• Data items

————

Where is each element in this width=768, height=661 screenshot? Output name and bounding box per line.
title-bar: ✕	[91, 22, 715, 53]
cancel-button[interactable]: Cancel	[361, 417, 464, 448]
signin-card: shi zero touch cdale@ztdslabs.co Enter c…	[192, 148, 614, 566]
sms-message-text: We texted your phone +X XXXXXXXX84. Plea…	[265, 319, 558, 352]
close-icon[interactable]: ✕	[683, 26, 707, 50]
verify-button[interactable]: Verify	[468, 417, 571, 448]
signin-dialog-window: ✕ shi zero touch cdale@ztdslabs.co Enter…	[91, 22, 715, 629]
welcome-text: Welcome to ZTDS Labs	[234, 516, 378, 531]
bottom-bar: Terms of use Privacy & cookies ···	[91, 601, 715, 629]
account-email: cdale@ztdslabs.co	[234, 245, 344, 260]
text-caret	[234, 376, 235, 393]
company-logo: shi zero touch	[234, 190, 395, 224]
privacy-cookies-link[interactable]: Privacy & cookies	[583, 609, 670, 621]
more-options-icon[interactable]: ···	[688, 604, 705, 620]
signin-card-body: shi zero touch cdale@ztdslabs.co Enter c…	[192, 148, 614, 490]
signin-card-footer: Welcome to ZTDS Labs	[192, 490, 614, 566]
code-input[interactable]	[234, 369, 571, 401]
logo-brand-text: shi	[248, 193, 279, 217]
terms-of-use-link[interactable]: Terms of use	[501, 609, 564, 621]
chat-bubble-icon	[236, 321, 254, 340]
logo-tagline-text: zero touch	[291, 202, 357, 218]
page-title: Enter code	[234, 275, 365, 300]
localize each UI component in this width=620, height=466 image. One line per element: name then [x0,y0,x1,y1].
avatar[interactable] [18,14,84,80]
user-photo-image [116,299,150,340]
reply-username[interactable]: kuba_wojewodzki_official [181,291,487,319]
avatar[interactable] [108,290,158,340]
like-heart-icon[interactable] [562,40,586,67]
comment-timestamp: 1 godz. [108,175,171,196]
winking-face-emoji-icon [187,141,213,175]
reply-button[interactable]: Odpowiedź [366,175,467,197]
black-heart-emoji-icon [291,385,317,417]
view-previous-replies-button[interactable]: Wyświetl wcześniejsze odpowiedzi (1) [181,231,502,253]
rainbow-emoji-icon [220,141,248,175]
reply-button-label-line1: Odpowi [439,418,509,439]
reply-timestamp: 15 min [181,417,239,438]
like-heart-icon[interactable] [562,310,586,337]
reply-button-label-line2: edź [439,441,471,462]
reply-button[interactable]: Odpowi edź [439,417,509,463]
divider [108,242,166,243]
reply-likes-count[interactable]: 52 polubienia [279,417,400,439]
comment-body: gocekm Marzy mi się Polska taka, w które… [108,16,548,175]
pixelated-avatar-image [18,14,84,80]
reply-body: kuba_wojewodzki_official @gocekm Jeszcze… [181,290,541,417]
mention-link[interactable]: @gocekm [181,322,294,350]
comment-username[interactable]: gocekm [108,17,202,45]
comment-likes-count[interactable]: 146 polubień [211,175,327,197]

————

Write out every line of the data items again, substituting "favorite-heart-icon" for each occurrence of "like-heart-icon" and leaving everything else unchanged.

Where is each element in this width=768, height=661 screenshot? Output name and bounding box per line.
title-bar: ✕	[91, 22, 715, 53]
cancel-button[interactable]: Cancel	[361, 417, 464, 448]
signin-card: shi zero touch cdale@ztdslabs.co Enter c…	[192, 148, 614, 566]
sms-message-text: We texted your phone +X XXXXXXXX84. Plea…	[265, 319, 558, 352]
close-icon[interactable]: ✕	[683, 26, 707, 50]
verify-button[interactable]: Verify	[468, 417, 571, 448]
signin-dialog-window: ✕ shi zero touch cdale@ztdslabs.co Enter…	[91, 22, 715, 629]
welcome-text: Welcome to ZTDS Labs	[234, 516, 378, 531]
bottom-bar: Terms of use Privacy & cookies ···	[91, 601, 715, 629]
account-email: cdale@ztdslabs.co	[234, 245, 344, 260]
text-caret	[234, 376, 235, 393]
company-logo: shi zero touch	[234, 190, 395, 224]
privacy-cookies-link[interactable]: Privacy & cookies	[583, 609, 670, 621]
more-options-icon[interactable]: ···	[688, 604, 705, 620]
signin-card-body: shi zero touch cdale@ztdslabs.co Enter c…	[192, 148, 614, 490]
signin-card-footer: Welcome to ZTDS Labs	[192, 490, 614, 566]
code-input[interactable]	[234, 369, 571, 401]
logo-brand-text: shi	[248, 193, 279, 217]
terms-of-use-link[interactable]: Terms of use	[501, 609, 564, 621]
chat-bubble-icon	[236, 321, 254, 340]
logo-tagline-text: zero touch	[291, 202, 357, 218]
page-title: Enter code	[234, 275, 365, 300]
localize each UI component in this width=620, height=466 image. One line per element: name then [x0,y0,x1,y1].
avatar[interactable] [18,14,84,80]
user-photo-image [116,299,150,340]
reply-username[interactable]: kuba_wojewodzki_official [181,291,487,319]
avatar[interactable] [108,290,158,340]
favorite-heart-icon[interactable] [562,40,586,67]
comment-timestamp: 1 godz. [108,175,171,196]
winking-face-emoji-icon [187,141,213,175]
reply-button[interactable]: Odpowiedź [366,175,467,197]
black-heart-emoji-icon [291,385,317,417]
view-previous-replies-button[interactable]: Wyświetl wcześniejsze odpowiedzi (1) [181,231,502,253]
rainbow-emoji-icon [220,141,248,175]
reply-button-label-line1: Odpowi [439,418,509,439]
reply-timestamp: 15 min [181,417,239,438]
favorite-heart-icon[interactable] [562,310,586,337]
reply-button-label-line2: edź [439,441,471,462]
reply-button[interactable]: Odpowi edź [439,417,509,463]
divider [108,242,166,243]
reply-likes-count[interactable]: 52 polubienia [279,417,400,439]
comment-body: gocekm Marzy mi się Polska taka, w które… [108,16,548,175]
pixelated-avatar-image [18,14,84,80]
reply-body: kuba_wojewodzki_official @gocekm Jeszcze… [181,290,541,417]
mention-link[interactable]: @gocekm [181,322,294,350]
comment-username[interactable]: gocekm [108,17,202,45]
comment-likes-count[interactable]: 146 polubień [211,175,327,197]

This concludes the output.